Extract each line holding the word "measurements" from the entries.

[Items from a figure collection]
_ _ _ _

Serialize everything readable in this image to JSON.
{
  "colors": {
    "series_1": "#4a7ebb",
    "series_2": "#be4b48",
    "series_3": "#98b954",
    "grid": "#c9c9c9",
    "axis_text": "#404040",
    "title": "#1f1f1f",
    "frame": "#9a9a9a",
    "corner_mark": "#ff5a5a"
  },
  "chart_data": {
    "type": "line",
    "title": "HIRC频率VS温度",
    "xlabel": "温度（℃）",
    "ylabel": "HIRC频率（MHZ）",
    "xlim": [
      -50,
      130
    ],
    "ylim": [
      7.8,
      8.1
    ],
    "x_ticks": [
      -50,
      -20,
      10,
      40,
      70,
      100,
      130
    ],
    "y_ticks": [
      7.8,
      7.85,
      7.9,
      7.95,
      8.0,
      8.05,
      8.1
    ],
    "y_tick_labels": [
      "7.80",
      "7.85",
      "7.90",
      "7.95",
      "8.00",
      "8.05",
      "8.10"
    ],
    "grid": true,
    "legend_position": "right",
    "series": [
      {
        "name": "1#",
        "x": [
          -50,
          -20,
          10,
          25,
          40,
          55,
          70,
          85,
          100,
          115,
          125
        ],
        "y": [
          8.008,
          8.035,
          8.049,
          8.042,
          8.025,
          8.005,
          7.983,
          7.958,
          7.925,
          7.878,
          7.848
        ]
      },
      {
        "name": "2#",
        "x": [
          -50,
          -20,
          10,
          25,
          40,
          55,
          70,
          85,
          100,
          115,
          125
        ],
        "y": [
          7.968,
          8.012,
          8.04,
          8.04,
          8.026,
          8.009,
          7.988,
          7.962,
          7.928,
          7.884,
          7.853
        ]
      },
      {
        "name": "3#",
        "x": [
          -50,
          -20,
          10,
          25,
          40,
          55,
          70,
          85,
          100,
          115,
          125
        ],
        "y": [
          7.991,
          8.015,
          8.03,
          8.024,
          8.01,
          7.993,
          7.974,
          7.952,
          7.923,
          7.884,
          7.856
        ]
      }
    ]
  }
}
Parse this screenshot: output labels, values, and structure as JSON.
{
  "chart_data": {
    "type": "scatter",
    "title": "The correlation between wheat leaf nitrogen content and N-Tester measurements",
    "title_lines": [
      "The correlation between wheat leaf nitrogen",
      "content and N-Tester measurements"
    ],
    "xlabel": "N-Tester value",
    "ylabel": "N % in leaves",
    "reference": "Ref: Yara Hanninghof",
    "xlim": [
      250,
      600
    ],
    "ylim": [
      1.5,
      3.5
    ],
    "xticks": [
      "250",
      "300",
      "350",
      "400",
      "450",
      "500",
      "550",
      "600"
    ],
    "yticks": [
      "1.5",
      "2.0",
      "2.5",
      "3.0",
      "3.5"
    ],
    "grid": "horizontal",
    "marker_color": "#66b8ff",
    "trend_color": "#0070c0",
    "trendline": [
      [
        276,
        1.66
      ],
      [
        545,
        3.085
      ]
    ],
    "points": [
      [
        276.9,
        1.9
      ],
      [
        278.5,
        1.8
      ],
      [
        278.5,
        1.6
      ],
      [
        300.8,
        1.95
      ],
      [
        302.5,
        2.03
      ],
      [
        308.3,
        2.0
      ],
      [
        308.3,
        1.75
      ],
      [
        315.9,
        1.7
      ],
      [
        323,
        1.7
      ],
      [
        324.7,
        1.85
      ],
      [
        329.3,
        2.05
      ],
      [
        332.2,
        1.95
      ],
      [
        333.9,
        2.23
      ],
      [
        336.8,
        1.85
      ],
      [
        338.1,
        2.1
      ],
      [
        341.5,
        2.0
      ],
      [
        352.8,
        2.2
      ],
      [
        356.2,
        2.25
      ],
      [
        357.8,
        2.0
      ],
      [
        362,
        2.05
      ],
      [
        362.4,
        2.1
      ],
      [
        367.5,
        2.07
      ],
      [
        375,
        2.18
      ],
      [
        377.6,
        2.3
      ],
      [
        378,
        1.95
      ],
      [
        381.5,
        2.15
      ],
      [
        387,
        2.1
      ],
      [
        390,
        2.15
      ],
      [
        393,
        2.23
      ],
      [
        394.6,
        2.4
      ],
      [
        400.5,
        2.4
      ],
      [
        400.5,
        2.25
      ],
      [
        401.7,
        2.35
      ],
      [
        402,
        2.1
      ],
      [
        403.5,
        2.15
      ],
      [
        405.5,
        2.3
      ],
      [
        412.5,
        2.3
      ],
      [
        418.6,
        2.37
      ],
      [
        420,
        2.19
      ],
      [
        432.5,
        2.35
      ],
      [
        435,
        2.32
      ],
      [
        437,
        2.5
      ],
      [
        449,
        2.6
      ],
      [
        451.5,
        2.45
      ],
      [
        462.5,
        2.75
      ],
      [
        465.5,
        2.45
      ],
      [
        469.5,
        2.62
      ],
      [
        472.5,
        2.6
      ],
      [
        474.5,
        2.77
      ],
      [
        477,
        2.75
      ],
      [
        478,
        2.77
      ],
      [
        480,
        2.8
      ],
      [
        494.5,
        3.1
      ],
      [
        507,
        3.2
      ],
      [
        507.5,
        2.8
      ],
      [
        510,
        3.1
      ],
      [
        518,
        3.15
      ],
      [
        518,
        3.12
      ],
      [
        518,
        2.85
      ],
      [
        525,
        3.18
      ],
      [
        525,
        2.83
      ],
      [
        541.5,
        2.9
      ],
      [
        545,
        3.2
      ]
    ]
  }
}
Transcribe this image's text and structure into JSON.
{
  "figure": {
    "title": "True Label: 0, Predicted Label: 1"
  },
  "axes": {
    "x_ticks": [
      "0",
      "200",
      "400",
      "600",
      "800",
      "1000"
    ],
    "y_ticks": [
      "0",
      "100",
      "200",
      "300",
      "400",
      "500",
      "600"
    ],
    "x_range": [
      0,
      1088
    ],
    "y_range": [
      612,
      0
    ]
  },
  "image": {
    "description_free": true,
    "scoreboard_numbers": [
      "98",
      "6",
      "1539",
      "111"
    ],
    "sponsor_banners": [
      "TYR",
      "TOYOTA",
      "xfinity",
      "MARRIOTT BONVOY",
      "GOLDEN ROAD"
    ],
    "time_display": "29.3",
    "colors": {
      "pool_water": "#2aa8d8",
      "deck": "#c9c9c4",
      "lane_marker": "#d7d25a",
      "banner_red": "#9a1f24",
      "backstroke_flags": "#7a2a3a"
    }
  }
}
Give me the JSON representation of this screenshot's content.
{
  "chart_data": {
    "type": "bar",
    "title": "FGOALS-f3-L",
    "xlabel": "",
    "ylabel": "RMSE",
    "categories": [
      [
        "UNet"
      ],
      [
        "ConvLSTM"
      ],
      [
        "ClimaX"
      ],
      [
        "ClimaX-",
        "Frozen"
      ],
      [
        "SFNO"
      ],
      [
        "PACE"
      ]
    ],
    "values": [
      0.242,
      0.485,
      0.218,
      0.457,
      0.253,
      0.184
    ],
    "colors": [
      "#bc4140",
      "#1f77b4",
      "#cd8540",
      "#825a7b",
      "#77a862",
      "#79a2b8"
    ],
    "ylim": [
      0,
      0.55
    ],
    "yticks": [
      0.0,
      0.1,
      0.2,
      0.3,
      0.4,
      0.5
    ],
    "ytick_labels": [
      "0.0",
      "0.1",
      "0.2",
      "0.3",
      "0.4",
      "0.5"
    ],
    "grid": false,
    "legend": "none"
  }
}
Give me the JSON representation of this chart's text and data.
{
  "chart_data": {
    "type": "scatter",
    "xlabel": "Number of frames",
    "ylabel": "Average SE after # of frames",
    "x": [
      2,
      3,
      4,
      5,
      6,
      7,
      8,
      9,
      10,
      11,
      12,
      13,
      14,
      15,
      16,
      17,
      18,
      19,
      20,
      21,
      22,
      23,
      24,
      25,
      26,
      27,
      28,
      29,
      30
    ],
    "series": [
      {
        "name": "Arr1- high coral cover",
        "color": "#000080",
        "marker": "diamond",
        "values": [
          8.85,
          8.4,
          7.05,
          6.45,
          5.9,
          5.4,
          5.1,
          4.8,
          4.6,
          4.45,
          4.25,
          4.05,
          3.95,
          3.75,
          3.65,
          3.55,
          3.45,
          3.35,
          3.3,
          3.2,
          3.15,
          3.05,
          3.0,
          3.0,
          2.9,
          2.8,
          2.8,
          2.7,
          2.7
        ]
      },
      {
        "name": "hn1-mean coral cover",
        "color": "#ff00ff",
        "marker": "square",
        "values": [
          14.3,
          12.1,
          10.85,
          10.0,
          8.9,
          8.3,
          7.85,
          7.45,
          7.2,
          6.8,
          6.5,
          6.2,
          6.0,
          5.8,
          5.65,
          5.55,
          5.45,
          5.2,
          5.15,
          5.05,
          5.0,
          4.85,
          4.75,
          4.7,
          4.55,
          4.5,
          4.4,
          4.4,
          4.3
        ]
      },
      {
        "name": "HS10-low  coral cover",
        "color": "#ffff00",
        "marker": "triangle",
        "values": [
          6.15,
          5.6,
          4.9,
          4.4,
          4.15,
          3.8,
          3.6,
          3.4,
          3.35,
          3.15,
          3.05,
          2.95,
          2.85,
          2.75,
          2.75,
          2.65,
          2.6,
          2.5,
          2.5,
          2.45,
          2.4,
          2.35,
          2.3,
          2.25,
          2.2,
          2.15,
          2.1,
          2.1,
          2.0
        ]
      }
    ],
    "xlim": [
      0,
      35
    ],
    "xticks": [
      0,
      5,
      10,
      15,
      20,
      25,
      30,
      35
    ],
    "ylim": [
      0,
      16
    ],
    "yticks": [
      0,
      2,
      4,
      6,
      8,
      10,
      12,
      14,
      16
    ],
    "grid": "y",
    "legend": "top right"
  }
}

_ _ _ _

Full response
    "title": "The correlation between wheat leaf nitrogen content and N-Tester measurements",
      "content and N-Tester measurements"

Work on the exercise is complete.